Stored records
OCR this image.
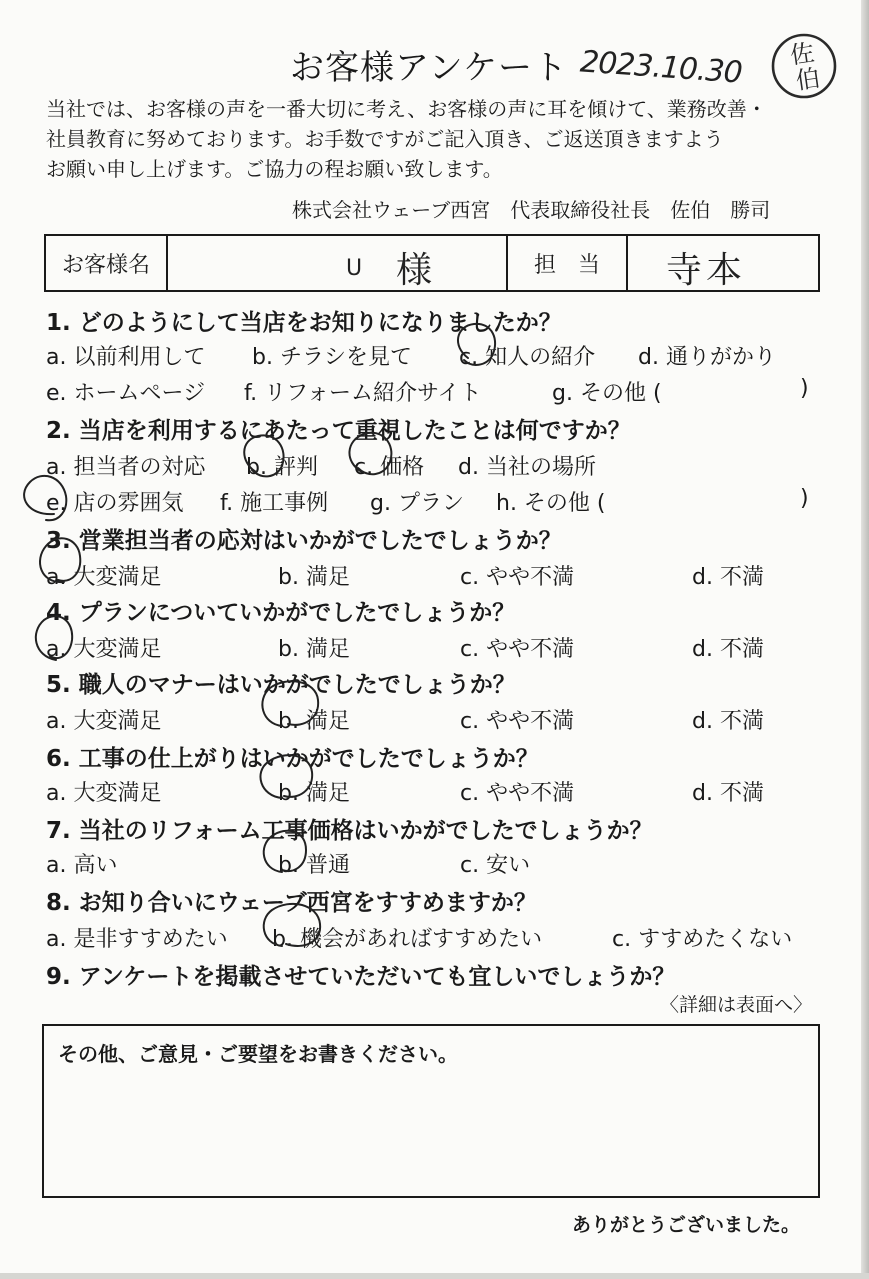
お客様アンケート 2023.10.30 佐
伯
当社では、お客様の声を一番大切に考え、お客様の声に耳を傾けて、業務改善・
社員教育に努めております。お手数ですがご記入頂き、ご返送頂きますよう
お願い申し上げます。ご協力の程お願い致します。
株式会社ウェーブ西宮　代表取締役社長　佐伯　勝司
お客様名	U 様	担　当	寺本
1. どのようにして当店をお知りになりましたか？
a. 以前利用して b. チラシを見て c. 知人の紹介 d. 通りがかり
e. ホームページ f. リフォーム紹介サイト	g. その他 (	)
2. 当店を利用するにあたって重視したことは何ですか？
a. 担当者の対応 b. 評判 c. 価格 d. 当社の場所
e. 店の雰囲気 f. 施工事例 g. プラン h. その他 (	)
3. 営業担当者の応対はいかがでしたでしょうか？
a. 大変満足	b. 満足	c. やや不満	d. 不満
4. プランについていかがでしたでしょうか？
a. 大変満足	b. 満足	c. やや不満	d. 不満
5. 職人のマナーはいかがでしたでしょうか？
a. 大変満足	b. 満足	c. やや不満	d. 不満
6. 工事の仕上がりはいかがでしたでしょうか？
a. 大変満足	b. 満足	c. やや不満	d. 不満
7. 当社のリフォーム工事価格はいかがでしたでしょうか？
a. 高い	b. 普通	c. 安い
8. お知り合いにウェーブ西宮をすすめますか？
a. 是非すすめたい b. 機会があればすすめたい	c. すすめたくない
9. アンケートを掲載させていただいても宜しいでしょうか？
〈詳細は表面へ〉
その他、ご意見・ご要望をお書きください。
ありがとうございました。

= Requirement =
Copy out the records above in full, exactly as written, but not the pictures.

= Exercise answer =
OCR this image.
お客様アンケート 2023.10.30 佐
伯
当社では、お客様の声を一番大切に考え、お客様の声に耳を傾けて、業務改善・
社員教育に努めております。お手数ですがご記入頂き、ご返送頂きますよう
お願い申し上げます。ご協力の程お願い致します。
株式会社ウェーブ西宮　代表取締役社長　佐伯　勝司
お客様名	U 様	担　当	寺本
1. どのようにして当店をお知りになりましたか？
a. 以前利用して b. チラシを見て c. 知人の紹介 d. 通りがかり
e. ホームページ f. リフォーム紹介サイト	g. その他 (	)
2. 当店を利用するにあたって重視したことは何ですか？
a. 担当者の対応 b. 評判 c. 価格 d. 当社の場所
e. 店の雰囲気 f. 施工事例 g. プラン h. その他 (	)
3. 営業担当者の応対はいかがでしたでしょうか？
a. 大変満足	b. 満足	c. やや不満	d. 不満
4. プランについていかがでしたでしょうか？
a. 大変満足	b. 満足	c. やや不満	d. 不満
5. 職人のマナーはいかがでしたでしょうか？
a. 大変満足	b. 満足	c. やや不満	d. 不満
6. 工事の仕上がりはいかがでしたでしょうか？
a. 大変満足	b. 満足	c. やや不満	d. 不満
7. 当社のリフォーム工事価格はいかがでしたでしょうか？
a. 高い	b. 普通	c. 安い
8. お知り合いにウェーブ西宮をすすめますか？
a. 是非すすめたい b. 機会があればすすめたい	c. すすめたくない
9. アンケートを掲載させていただいても宜しいでしょうか？
〈詳細は表面へ〉
その他、ご意見・ご要望をお書きください。
ありがとうございました。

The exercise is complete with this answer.